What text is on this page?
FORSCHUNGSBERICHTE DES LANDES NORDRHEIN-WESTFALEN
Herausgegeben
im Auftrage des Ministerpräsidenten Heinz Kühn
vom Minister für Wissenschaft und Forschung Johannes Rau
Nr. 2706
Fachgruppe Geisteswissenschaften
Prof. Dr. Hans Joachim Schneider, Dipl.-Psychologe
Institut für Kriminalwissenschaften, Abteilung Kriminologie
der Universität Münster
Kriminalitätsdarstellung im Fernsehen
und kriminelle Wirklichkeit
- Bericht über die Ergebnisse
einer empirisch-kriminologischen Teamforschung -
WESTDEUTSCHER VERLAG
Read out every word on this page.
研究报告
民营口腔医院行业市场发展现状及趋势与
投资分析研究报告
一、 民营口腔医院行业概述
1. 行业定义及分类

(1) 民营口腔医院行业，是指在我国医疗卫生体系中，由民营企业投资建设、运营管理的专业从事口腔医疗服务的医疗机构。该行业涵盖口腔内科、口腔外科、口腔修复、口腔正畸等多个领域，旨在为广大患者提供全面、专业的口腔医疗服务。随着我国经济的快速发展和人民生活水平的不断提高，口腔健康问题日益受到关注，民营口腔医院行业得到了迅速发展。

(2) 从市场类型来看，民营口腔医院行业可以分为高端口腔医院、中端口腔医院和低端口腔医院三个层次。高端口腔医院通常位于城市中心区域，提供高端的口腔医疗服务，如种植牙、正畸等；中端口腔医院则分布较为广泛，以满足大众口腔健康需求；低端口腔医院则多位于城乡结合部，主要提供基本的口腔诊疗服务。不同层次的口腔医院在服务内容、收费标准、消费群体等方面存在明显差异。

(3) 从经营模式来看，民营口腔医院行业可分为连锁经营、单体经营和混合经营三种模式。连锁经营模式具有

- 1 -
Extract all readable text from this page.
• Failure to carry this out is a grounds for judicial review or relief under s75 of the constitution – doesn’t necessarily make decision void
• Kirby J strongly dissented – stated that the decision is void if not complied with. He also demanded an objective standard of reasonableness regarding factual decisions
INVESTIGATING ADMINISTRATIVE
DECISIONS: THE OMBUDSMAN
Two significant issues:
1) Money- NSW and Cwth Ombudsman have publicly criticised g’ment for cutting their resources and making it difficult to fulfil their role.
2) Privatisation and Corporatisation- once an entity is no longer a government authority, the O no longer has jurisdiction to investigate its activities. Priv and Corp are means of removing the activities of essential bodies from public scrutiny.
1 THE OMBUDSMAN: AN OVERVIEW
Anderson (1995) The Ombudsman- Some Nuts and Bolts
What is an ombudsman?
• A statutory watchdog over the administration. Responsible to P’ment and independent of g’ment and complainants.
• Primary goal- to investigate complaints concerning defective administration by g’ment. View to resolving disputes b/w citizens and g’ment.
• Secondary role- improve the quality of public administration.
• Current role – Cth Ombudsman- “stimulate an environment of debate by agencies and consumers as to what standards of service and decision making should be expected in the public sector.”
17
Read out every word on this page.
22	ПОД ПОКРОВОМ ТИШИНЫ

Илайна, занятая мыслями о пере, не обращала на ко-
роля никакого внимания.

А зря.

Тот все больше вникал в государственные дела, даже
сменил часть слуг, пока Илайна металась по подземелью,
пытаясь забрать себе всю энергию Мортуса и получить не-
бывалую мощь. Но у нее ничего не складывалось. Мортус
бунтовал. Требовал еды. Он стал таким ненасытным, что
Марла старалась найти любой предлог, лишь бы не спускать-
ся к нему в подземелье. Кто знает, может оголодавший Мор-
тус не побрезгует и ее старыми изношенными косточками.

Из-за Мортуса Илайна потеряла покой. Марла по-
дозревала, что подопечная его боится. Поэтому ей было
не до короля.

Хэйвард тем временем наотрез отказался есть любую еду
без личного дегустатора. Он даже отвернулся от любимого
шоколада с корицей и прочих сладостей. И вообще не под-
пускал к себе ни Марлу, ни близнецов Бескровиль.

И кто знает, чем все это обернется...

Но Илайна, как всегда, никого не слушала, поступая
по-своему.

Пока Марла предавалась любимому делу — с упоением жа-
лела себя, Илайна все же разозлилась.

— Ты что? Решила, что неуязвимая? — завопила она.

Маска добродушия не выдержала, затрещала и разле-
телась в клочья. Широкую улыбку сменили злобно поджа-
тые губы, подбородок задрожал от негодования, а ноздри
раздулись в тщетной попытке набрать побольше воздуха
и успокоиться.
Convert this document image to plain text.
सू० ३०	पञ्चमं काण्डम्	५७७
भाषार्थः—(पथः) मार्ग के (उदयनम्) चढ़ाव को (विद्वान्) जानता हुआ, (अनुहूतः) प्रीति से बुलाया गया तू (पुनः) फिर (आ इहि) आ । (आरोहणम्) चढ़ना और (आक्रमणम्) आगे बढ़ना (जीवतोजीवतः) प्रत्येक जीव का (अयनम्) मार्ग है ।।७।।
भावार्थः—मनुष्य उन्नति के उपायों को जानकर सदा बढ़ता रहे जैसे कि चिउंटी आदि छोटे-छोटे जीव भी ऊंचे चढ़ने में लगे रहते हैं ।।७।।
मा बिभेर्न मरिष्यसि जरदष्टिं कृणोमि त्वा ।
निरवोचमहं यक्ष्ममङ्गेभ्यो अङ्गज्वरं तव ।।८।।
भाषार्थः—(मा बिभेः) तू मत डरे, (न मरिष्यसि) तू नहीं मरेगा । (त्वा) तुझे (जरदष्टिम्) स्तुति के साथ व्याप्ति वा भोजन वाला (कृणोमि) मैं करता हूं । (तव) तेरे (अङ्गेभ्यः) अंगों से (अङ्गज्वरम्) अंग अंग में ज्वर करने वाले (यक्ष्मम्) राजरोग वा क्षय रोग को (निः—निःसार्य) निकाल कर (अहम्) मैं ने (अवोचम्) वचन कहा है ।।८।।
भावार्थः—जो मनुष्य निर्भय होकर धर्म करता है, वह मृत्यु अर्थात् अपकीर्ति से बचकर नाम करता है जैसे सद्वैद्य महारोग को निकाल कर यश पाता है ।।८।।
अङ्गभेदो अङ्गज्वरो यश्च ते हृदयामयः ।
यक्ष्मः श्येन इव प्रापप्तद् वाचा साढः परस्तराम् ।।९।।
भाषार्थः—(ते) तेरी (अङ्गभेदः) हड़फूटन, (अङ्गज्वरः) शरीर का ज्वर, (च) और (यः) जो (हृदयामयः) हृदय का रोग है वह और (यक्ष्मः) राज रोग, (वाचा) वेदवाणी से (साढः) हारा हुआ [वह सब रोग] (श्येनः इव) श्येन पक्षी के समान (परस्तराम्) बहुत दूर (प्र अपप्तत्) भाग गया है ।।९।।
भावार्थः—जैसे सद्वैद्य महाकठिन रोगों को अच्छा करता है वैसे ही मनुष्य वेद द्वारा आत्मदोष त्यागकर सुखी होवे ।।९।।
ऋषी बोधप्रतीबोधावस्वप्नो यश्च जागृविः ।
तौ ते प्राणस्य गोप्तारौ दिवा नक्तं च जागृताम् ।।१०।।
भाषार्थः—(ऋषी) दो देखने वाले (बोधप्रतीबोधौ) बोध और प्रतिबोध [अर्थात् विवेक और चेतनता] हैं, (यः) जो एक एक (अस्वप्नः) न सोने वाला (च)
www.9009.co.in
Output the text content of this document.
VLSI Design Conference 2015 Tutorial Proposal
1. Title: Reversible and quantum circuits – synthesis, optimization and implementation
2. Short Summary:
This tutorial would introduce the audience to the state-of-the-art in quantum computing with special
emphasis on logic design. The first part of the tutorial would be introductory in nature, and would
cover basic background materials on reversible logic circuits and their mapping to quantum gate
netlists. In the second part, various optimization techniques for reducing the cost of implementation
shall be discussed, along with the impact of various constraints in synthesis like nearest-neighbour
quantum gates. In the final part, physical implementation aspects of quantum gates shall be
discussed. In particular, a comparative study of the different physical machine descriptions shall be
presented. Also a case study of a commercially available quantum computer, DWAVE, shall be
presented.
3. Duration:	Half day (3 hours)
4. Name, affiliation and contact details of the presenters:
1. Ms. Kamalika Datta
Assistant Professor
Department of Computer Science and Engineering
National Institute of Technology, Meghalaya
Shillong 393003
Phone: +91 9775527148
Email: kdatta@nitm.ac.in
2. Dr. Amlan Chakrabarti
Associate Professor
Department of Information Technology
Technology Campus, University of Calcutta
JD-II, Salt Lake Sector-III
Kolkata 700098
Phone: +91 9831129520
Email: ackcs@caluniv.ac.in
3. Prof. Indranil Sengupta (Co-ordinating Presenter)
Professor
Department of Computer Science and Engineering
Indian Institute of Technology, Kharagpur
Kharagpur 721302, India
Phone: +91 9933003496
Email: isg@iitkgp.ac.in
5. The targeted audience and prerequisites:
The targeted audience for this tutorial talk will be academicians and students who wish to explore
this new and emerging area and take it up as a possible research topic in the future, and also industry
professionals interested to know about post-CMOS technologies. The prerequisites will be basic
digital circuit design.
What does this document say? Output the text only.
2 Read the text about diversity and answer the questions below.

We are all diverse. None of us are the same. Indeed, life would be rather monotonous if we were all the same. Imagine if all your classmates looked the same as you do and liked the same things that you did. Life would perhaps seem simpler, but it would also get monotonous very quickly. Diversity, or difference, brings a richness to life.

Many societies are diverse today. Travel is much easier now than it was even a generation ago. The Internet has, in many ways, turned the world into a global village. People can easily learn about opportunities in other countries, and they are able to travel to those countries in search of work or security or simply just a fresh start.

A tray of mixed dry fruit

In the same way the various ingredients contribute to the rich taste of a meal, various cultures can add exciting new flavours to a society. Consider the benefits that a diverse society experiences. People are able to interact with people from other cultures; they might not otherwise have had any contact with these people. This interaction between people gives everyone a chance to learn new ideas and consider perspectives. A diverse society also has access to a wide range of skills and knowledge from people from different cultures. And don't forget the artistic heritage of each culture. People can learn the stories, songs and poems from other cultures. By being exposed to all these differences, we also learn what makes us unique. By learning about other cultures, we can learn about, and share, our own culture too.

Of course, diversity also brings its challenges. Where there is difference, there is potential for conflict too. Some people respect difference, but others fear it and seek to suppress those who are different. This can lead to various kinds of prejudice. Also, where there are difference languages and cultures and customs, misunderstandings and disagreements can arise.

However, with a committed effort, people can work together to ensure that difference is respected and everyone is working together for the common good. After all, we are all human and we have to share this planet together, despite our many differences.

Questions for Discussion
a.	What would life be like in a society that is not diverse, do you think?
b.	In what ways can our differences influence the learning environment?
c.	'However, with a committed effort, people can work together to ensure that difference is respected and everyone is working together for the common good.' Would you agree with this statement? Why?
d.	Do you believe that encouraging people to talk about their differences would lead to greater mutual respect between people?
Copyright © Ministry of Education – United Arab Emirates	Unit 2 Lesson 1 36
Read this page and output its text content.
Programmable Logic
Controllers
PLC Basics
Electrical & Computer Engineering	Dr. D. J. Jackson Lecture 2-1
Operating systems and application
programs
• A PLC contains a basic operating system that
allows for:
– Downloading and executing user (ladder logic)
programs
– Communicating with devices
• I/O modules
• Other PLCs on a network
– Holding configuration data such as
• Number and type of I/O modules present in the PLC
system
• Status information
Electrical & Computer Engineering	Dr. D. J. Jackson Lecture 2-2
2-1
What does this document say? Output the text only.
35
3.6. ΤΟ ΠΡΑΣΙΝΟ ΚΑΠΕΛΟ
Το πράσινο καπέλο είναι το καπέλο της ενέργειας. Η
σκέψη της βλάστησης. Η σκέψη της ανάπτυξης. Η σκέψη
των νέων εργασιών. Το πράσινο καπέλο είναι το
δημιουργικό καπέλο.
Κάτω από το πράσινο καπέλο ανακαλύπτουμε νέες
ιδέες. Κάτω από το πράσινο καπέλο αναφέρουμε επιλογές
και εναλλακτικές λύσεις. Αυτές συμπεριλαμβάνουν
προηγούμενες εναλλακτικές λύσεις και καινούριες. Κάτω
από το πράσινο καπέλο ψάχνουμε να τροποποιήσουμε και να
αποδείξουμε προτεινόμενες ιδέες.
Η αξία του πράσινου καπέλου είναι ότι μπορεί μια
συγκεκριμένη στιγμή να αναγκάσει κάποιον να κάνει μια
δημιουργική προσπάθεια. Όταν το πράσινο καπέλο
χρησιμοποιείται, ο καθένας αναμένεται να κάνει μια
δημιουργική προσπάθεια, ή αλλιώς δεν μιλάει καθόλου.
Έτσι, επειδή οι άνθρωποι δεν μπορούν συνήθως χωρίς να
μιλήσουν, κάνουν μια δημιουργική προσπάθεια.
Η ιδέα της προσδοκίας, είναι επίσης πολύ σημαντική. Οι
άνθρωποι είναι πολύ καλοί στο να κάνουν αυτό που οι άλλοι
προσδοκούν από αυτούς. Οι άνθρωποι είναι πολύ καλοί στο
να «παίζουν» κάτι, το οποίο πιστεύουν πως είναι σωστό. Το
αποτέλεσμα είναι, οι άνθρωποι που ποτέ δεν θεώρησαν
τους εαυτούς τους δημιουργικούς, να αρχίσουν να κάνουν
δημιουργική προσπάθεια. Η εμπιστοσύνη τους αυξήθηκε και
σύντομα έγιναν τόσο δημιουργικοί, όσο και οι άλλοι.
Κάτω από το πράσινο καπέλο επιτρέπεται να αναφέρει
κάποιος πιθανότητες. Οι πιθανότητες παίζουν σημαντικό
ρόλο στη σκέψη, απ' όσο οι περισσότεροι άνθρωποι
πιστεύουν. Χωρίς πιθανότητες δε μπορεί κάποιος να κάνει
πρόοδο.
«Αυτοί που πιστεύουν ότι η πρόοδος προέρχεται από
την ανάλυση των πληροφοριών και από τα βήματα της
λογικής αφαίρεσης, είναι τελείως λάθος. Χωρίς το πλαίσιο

________________________

- WRITTEN REQUEST:
Every line above that contains the word "effort" should be reported.

- ANSWER FOR THE TASK:
However, with a committed effort, people can work together to ensure that difference is respected and everyone is working together for the common good. After all, we are all human and we have to share this planet together, despite our many differences.
c.	'However, with a committed effort, people can work together to ensure that difference is respected and everyone is working together for the common good.' Would you agree with this statement? Why?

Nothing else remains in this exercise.